[Data entries]
···

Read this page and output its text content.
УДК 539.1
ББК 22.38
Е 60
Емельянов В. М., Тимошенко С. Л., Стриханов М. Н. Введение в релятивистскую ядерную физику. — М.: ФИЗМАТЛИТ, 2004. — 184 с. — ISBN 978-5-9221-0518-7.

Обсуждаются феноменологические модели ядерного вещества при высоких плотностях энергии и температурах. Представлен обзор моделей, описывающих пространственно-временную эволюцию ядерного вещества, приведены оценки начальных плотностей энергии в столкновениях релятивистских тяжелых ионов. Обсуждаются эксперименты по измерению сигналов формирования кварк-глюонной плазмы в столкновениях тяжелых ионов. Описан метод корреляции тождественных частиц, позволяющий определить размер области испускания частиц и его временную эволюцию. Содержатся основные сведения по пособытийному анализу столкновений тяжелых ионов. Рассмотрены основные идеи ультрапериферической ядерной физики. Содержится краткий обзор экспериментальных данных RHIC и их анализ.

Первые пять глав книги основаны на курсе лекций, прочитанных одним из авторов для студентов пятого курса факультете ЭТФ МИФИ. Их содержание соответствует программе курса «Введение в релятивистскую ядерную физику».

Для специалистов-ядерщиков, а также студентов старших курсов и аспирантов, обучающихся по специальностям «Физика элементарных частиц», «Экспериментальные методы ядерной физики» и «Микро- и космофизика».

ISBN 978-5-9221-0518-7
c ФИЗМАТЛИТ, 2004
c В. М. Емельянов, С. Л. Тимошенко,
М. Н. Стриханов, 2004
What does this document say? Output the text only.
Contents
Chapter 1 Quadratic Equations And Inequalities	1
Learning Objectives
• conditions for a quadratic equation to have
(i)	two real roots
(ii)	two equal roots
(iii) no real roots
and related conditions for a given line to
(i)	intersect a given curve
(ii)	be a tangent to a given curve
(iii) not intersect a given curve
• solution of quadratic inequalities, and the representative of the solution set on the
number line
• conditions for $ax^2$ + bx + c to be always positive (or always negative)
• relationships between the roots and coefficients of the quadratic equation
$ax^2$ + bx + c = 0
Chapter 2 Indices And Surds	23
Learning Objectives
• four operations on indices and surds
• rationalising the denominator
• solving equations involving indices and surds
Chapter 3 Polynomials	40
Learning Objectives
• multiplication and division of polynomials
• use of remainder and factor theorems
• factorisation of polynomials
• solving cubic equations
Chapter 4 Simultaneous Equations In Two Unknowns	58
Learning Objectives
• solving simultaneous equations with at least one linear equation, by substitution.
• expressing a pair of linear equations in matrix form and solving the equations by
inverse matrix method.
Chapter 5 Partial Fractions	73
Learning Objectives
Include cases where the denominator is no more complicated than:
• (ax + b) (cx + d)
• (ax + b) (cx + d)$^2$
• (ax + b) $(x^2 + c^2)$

···

Restate the listing above word for word.

• _Exercise output_:
Read this page and output its text content.
УДК 539.1
ББК 22.38
Е 60
Емельянов В. М., Тимошенко С. Л., Стриханов М. Н. Введение в релятивистскую ядерную физику. — М.: ФИЗМАТЛИТ, 2004. — 184 с. — ISBN 978-5-9221-0518-7.

Обсуждаются феноменологические модели ядерного вещества при высоких плотностях энергии и температурах. Представлен обзор моделей, описывающих пространственно-временную эволюцию ядерного вещества, приведены оценки начальных плотностей энергии в столкновениях релятивистских тяжелых ионов. Обсуждаются эксперименты по измерению сигналов формирования кварк-глюонной плазмы в столкновениях тяжелых ионов. Описан метод корреляции тождественных частиц, позволяющий определить размер области испускания частиц и его временную эволюцию. Содержатся основные сведения по пособытийному анализу столкновений тяжелых ионов. Рассмотрены основные идеи ультрапериферической ядерной физики. Содержится краткий обзор экспериментальных данных RHIC и их анализ.

Первые пять глав книги основаны на курсе лекций, прочитанных одним из авторов для студентов пятого курса факультете ЭТФ МИФИ. Их содержание соответствует программе курса «Введение в релятивистскую ядерную физику».

Для специалистов-ядерщиков, а также студентов старших курсов и аспирантов, обучающихся по специальностям «Физика элементарных частиц», «Экспериментальные методы ядерной физики» и «Микро- и космофизика».

ISBN 978-5-9221-0518-7
c ФИЗМАТЛИТ, 2004
c В. М. Емельянов, С. Л. Тимошенко,
М. Н. Стриханов, 2004
What does this document say? Output the text only.
Contents
Chapter 1 Quadratic Equations And Inequalities	1
Learning Objectives
• conditions for a quadratic equation to have
(i)	two real roots
(ii)	two equal roots
(iii) no real roots
and related conditions for a given line to
(i)	intersect a given curve
(ii)	be a tangent to a given curve
(iii) not intersect a given curve
• solution of quadratic inequalities, and the representative of the solution set on the
number line
• conditions for $ax^2$ + bx + c to be always positive (or always negative)
• relationships between the roots and coefficients of the quadratic equation
$ax^2$ + bx + c = 0
Chapter 2 Indices And Surds	23
Learning Objectives
• four operations on indices and surds
• rationalising the denominator
• solving equations involving indices and surds
Chapter 3 Polynomials	40
Learning Objectives
• multiplication and division of polynomials
• use of remainder and factor theorems
• factorisation of polynomials
• solving cubic equations
Chapter 4 Simultaneous Equations In Two Unknowns	58
Learning Objectives
• solving simultaneous equations with at least one linear equation, by substitution.
• expressing a pair of linear equations in matrix form and solving the equations by
inverse matrix method.
Chapter 5 Partial Fractions	73
Learning Objectives
Include cases where the denominator is no more complicated than:
• (ax + b) (cx + d)
• (ax + b) (cx + d)$^2$
• (ax + b) $(x^2 + c^2)$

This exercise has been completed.